(TO DO): Look below. Copy each line that has "Goes" in it.

Dataset records:
--*--

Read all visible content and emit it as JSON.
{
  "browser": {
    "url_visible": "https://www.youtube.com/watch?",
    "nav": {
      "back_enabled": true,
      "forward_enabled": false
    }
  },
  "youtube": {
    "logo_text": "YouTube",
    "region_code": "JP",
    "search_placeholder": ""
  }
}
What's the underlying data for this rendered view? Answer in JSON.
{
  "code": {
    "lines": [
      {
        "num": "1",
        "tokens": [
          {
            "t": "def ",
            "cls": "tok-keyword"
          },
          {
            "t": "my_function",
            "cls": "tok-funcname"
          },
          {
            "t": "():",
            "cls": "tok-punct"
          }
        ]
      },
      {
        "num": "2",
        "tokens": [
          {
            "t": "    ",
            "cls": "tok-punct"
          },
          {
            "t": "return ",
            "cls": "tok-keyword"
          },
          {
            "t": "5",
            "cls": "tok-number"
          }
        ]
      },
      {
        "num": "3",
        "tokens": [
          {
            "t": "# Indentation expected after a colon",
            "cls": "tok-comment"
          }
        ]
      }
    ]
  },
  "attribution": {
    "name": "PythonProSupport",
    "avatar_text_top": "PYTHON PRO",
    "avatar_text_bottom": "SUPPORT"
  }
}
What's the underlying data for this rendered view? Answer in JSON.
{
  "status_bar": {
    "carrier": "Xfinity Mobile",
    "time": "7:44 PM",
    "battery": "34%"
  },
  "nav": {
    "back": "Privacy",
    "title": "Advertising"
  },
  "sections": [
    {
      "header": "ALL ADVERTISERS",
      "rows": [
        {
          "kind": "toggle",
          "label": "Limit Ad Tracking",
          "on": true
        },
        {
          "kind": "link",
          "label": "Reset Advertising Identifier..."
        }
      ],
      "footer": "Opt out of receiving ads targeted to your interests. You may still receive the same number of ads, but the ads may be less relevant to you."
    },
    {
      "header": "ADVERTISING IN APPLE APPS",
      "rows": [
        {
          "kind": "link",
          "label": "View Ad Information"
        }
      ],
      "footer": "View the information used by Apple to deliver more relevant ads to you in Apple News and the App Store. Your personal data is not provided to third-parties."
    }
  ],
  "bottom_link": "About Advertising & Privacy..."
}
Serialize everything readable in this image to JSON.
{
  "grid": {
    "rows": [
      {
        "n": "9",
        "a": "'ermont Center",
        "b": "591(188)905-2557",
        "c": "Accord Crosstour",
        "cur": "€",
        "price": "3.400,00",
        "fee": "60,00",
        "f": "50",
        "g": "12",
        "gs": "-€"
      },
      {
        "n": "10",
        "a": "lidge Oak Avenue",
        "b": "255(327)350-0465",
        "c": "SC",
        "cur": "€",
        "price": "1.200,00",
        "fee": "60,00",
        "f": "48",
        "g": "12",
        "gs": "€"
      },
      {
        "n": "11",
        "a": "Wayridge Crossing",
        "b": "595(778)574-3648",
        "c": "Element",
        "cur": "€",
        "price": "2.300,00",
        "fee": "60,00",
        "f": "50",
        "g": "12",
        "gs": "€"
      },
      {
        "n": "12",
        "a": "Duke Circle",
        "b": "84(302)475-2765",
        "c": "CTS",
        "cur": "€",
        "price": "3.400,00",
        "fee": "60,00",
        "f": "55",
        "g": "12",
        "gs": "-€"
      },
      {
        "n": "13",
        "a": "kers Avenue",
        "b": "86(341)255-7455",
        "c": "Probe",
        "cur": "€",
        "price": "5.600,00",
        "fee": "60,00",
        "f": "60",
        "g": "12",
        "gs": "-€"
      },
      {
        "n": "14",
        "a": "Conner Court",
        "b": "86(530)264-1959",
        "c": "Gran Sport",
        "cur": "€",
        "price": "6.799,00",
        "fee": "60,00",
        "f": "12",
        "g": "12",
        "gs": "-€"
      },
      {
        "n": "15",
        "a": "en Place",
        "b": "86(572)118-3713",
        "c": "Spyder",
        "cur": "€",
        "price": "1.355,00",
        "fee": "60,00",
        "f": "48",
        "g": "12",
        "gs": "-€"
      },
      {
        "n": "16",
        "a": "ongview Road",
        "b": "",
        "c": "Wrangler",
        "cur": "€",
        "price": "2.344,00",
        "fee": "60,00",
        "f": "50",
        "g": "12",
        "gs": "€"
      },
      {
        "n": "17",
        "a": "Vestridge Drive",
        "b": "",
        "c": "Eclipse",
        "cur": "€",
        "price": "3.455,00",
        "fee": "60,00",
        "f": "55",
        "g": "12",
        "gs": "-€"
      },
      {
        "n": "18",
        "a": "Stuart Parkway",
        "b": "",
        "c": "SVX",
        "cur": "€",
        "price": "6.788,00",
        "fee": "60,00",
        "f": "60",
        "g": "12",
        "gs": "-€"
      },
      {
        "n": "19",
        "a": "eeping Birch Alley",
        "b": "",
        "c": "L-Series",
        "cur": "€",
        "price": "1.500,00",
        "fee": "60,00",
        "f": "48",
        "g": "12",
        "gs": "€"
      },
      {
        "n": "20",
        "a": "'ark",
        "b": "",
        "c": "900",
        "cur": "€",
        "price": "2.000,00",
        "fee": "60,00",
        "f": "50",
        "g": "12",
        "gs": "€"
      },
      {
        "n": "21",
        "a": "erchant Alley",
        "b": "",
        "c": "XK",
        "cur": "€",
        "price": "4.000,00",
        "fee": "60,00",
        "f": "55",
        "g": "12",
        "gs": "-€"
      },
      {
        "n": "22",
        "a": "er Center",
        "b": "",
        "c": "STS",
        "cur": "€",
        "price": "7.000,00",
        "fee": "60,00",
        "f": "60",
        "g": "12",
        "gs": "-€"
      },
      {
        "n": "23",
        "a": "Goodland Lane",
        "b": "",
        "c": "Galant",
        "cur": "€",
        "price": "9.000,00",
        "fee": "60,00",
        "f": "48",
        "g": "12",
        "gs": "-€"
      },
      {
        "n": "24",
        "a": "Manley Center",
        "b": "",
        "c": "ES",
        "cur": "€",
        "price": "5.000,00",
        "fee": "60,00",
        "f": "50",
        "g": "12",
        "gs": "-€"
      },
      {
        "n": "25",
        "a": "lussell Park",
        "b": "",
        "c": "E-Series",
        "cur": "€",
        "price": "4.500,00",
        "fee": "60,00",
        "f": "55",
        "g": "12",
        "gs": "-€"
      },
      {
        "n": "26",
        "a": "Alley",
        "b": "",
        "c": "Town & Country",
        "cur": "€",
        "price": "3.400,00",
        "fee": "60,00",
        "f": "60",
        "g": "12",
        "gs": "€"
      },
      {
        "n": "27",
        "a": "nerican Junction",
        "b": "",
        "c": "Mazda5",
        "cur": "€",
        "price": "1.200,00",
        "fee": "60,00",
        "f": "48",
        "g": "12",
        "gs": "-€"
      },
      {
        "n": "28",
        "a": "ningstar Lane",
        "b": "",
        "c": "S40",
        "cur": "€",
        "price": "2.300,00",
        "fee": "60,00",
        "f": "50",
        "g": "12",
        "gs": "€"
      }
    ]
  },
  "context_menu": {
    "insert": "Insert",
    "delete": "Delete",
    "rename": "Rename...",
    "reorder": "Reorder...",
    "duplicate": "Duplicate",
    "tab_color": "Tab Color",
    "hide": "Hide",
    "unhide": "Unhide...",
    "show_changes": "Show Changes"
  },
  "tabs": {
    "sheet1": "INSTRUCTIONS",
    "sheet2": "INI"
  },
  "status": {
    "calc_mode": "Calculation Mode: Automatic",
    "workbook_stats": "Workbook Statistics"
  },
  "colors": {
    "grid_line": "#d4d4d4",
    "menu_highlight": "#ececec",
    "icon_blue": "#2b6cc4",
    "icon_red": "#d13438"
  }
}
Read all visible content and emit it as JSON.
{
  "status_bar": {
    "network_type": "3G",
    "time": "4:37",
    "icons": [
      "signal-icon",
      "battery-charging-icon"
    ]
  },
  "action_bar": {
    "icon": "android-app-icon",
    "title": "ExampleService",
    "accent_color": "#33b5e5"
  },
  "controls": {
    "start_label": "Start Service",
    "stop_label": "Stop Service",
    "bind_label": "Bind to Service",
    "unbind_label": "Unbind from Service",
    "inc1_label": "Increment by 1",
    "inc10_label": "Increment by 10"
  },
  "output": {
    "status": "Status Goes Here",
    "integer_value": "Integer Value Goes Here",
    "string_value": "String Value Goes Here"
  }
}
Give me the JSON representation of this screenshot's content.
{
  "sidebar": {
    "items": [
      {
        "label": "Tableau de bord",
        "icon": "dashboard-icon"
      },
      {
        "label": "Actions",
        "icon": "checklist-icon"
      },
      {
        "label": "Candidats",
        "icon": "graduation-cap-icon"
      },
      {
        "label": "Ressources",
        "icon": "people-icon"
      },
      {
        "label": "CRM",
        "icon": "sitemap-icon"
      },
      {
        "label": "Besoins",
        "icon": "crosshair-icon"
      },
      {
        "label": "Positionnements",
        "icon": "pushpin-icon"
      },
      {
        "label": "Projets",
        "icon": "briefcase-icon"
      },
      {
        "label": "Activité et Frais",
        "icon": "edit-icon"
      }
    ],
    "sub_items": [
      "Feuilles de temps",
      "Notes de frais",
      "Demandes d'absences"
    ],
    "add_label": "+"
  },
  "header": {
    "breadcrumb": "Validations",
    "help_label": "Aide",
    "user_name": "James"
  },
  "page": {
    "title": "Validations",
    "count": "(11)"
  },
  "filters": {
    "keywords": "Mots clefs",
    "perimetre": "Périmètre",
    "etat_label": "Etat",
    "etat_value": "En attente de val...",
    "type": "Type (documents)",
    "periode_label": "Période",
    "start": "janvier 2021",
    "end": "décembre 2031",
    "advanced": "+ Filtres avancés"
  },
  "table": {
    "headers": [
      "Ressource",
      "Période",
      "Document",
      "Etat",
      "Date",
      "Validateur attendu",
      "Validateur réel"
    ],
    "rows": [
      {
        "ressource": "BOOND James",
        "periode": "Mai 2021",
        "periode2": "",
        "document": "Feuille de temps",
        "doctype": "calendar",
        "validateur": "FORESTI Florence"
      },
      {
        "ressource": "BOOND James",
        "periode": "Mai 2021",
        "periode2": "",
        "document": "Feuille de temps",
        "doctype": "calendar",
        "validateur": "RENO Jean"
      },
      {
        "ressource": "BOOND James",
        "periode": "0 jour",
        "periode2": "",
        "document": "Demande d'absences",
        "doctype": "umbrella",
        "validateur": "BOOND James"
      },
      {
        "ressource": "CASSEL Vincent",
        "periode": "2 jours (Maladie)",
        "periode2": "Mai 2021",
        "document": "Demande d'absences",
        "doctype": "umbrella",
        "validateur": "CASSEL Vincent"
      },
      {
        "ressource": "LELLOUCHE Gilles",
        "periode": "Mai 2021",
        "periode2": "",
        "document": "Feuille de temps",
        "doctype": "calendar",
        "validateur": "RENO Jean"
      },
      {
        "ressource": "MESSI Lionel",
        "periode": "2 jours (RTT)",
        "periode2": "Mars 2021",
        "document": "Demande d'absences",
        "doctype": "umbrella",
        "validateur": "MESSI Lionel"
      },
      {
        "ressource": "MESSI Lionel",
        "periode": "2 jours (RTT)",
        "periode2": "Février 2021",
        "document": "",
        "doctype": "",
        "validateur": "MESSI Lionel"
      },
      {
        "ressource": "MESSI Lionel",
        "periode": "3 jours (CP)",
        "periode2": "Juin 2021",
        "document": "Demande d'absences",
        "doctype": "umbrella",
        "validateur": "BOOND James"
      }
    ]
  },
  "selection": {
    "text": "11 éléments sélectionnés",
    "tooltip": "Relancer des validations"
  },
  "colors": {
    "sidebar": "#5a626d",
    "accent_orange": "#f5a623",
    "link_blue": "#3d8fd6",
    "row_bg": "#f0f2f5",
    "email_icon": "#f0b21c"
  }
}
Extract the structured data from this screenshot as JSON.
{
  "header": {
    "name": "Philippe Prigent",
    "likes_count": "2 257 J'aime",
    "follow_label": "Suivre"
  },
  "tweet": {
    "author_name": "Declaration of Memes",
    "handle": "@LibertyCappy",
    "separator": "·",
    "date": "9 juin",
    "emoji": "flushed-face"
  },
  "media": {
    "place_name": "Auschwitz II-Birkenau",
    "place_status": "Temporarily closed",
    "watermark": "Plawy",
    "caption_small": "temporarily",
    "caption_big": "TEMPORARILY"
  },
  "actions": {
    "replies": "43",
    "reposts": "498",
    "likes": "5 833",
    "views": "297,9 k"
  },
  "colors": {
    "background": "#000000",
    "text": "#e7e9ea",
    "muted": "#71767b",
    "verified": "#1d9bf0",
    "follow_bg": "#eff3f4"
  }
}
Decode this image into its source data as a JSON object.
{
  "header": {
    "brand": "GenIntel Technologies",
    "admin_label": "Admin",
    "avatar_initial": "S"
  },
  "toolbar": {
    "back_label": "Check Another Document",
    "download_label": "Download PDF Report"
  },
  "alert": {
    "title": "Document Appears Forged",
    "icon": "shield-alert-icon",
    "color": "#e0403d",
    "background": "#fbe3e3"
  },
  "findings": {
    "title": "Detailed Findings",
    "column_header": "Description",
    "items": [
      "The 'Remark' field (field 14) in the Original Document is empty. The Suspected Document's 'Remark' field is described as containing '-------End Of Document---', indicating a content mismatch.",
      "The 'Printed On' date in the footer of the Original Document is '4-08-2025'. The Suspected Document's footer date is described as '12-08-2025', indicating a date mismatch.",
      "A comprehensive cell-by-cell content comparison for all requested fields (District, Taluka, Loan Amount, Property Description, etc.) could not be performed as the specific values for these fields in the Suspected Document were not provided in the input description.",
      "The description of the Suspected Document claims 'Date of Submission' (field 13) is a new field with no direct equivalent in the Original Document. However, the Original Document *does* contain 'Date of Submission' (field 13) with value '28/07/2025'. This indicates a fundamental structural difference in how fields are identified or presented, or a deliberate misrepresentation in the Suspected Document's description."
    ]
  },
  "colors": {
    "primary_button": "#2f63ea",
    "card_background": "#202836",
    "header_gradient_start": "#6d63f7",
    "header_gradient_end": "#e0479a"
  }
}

--*--

(SOLUTION):
    "status": "Status Goes Here",
    "integer_value": "Integer Value Goes Here",
    "string_value": "String Value Goes Here"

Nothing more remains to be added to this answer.